SET EXERCISE:
Copy every line in the records below that contains the word "this".
* Begin RECORDS TO PROCESS *
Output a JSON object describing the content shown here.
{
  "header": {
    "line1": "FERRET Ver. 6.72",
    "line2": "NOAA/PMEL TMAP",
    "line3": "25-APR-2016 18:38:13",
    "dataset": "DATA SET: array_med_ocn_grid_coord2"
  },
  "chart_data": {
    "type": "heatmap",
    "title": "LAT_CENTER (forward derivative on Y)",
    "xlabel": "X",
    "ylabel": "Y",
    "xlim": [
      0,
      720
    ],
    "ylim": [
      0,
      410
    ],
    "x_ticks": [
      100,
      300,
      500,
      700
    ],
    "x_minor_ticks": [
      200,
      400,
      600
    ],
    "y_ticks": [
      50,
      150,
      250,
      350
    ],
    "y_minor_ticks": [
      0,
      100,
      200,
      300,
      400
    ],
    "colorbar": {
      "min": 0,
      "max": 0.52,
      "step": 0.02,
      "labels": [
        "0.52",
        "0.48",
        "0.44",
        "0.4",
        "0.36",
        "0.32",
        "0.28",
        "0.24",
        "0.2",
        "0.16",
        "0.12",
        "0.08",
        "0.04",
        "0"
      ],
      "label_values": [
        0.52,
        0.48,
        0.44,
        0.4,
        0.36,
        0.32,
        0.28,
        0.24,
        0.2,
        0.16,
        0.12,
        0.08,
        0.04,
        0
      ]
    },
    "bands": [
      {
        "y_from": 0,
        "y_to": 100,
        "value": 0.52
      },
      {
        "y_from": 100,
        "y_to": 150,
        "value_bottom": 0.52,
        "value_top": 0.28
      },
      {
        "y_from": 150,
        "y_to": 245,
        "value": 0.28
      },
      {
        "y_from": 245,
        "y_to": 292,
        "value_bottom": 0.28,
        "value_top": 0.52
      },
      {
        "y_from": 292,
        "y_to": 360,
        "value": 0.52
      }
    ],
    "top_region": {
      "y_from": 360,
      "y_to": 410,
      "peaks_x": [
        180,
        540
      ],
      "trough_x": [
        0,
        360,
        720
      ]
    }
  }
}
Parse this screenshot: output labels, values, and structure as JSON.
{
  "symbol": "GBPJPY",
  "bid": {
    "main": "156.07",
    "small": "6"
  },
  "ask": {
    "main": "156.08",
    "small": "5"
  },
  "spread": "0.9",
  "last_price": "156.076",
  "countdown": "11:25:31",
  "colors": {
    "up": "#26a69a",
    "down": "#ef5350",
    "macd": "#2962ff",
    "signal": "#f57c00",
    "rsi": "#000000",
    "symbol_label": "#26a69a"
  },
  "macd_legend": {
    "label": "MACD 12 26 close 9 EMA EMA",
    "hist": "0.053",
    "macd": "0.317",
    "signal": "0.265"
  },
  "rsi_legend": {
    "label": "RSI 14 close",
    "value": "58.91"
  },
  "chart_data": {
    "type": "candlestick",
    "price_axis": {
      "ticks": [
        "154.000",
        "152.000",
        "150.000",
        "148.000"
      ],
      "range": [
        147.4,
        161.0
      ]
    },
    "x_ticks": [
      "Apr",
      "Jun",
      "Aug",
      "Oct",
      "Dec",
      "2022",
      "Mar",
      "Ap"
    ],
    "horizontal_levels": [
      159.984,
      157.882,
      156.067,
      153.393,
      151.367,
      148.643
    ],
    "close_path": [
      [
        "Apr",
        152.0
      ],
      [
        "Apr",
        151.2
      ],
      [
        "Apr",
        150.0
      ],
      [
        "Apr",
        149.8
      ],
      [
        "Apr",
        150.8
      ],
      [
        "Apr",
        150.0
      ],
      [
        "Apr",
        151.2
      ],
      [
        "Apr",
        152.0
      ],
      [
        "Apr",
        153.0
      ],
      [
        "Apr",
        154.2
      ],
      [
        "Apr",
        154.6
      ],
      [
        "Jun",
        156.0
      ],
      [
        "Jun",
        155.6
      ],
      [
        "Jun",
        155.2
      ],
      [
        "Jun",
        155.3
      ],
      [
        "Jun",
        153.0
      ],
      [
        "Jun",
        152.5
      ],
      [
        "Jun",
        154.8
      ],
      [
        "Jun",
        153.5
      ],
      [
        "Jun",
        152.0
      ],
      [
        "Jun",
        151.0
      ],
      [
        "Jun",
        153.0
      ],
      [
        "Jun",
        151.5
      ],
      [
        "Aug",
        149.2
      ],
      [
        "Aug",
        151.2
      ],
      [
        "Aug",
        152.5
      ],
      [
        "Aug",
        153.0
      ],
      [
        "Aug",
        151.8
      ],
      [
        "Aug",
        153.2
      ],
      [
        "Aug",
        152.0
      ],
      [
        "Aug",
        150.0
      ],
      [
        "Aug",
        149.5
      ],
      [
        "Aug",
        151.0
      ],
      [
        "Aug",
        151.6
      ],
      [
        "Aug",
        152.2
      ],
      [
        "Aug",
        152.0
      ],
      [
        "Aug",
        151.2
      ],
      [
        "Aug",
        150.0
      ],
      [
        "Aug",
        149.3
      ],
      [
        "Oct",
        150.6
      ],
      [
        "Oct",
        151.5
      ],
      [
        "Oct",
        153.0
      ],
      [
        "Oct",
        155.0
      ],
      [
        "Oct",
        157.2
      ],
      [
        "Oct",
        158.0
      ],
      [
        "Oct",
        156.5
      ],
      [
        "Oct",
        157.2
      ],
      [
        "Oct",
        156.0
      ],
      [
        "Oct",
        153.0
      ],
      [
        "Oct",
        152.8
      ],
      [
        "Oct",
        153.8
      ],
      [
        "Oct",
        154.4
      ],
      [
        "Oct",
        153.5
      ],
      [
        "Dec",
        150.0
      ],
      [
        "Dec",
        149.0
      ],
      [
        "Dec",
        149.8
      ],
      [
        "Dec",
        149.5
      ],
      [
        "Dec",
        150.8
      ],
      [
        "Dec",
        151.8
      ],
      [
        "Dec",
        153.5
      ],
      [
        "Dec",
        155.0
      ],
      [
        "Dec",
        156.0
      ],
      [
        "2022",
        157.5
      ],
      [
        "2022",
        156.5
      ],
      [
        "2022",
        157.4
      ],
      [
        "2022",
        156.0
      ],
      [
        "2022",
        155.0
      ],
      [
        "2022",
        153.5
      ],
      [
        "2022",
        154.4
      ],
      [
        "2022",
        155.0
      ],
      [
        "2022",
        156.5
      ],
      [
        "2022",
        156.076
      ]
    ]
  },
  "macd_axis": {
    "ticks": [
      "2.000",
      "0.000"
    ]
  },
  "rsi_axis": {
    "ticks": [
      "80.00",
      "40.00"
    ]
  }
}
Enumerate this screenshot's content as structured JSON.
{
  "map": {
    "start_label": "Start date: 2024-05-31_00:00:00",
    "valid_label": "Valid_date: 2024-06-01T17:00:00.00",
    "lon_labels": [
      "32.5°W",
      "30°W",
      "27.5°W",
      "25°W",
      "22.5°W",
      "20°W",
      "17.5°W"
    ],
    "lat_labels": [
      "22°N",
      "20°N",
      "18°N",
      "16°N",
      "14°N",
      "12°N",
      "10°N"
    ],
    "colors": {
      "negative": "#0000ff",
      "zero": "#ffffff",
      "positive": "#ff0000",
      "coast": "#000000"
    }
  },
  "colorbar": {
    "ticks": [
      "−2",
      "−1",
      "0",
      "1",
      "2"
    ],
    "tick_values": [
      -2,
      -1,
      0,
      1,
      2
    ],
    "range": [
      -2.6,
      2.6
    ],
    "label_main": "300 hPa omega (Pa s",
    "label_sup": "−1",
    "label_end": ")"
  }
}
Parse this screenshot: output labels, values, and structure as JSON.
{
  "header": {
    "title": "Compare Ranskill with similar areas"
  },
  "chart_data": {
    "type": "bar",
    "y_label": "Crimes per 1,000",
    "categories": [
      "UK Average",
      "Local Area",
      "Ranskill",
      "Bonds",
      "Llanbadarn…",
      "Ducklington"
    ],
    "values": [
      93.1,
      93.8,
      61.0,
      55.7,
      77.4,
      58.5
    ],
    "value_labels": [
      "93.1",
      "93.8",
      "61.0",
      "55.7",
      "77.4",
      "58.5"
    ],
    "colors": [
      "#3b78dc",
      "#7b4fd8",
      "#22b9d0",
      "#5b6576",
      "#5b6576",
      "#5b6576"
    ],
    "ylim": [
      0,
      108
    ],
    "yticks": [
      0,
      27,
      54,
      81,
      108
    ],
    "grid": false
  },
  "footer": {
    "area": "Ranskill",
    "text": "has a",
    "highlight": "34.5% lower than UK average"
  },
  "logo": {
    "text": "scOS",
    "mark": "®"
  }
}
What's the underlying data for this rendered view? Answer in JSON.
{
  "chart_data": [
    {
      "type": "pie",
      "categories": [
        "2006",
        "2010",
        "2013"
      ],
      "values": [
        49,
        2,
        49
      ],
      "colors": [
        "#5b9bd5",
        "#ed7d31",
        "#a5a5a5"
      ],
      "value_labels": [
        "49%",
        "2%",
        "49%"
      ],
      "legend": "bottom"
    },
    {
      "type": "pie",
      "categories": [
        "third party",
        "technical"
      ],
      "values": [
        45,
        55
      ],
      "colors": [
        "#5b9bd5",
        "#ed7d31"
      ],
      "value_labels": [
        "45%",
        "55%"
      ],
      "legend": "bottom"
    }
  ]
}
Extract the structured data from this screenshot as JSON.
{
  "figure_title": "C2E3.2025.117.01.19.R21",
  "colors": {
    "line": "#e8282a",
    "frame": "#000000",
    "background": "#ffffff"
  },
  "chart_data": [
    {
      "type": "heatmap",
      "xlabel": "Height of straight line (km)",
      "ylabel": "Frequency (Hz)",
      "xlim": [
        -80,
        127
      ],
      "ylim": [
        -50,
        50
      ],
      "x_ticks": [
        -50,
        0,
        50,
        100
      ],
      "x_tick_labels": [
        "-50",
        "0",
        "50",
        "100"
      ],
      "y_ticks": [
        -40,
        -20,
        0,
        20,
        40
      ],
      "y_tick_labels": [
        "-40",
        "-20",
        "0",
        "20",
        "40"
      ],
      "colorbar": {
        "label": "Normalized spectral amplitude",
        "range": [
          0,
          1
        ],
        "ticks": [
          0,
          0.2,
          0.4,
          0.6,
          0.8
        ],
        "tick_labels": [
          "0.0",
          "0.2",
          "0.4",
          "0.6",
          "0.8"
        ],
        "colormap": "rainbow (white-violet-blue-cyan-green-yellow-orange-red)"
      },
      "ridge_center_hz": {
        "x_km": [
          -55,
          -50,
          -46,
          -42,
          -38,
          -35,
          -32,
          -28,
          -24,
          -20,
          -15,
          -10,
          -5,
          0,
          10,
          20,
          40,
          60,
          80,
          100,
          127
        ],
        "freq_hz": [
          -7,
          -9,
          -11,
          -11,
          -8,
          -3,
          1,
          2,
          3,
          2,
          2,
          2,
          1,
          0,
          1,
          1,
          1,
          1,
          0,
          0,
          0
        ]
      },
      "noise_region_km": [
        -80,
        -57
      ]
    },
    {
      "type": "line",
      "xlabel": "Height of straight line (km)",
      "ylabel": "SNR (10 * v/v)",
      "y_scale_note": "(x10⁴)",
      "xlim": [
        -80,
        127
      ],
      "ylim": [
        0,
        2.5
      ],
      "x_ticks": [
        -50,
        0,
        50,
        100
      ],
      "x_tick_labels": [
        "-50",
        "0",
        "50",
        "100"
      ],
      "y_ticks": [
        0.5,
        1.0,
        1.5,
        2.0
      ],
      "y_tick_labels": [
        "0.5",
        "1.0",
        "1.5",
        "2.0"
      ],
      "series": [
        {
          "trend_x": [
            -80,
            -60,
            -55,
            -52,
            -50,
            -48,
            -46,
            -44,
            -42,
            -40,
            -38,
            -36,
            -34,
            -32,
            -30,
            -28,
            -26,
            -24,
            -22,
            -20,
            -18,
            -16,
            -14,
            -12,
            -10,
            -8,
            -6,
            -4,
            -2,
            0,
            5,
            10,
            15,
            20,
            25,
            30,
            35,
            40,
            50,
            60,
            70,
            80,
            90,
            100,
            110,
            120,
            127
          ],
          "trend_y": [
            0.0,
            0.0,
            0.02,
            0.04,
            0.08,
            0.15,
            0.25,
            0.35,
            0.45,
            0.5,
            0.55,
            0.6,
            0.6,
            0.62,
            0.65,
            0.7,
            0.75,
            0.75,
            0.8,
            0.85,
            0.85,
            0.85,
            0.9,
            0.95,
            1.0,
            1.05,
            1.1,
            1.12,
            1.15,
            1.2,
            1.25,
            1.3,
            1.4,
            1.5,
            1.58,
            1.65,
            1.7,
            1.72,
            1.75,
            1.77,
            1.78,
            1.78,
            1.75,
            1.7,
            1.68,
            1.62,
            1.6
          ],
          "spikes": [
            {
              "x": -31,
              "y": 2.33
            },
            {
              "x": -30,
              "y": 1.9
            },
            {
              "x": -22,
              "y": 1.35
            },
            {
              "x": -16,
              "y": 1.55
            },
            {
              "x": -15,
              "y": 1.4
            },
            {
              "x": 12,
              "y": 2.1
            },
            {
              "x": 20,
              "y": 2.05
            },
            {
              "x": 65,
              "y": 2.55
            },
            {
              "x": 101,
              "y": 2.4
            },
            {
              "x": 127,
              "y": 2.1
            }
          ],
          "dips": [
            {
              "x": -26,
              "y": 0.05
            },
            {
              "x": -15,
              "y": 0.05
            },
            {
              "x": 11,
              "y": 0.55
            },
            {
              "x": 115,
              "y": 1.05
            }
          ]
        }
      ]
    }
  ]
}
* End RECORDS TO PROCESS *
PROBLEM SOLUTION:
Parse this screenshot: output labels, values, and structure as JSON.
Enumerate this screenshot's content as structured JSON.
Parse this screenshot: output labels, values, and structure as JSON.
What's the underlying data for this rendered view? Answer in JSON.
Extract the structured data from this screenshot as JSON.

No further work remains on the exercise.